### Information shown:
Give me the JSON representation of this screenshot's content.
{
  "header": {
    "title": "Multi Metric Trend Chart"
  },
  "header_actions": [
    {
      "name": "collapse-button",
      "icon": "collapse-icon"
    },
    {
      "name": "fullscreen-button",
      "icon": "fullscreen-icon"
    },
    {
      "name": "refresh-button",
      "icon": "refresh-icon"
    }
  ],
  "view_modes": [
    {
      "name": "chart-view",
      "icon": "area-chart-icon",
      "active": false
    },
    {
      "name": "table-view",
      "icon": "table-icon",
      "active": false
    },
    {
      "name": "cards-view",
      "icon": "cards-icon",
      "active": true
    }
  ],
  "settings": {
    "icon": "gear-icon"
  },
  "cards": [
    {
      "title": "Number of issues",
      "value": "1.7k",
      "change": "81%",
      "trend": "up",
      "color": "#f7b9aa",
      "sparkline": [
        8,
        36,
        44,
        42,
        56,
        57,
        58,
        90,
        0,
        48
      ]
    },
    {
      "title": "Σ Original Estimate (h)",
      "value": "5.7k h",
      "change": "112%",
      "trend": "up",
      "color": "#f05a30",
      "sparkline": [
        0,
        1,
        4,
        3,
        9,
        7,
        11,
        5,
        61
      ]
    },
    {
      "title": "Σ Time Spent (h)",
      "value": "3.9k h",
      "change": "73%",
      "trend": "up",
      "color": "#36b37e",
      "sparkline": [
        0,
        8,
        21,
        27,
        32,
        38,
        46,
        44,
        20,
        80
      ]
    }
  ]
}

### Requirements:
Go through the listing above and return every line where the word "title" occurs.

### Response:
    "title": "Multi Metric Trend Chart"
      "title": "Number of issues",
      "title": "Σ Original Estimate (h)",
      "title": "Σ Time Spent (h)",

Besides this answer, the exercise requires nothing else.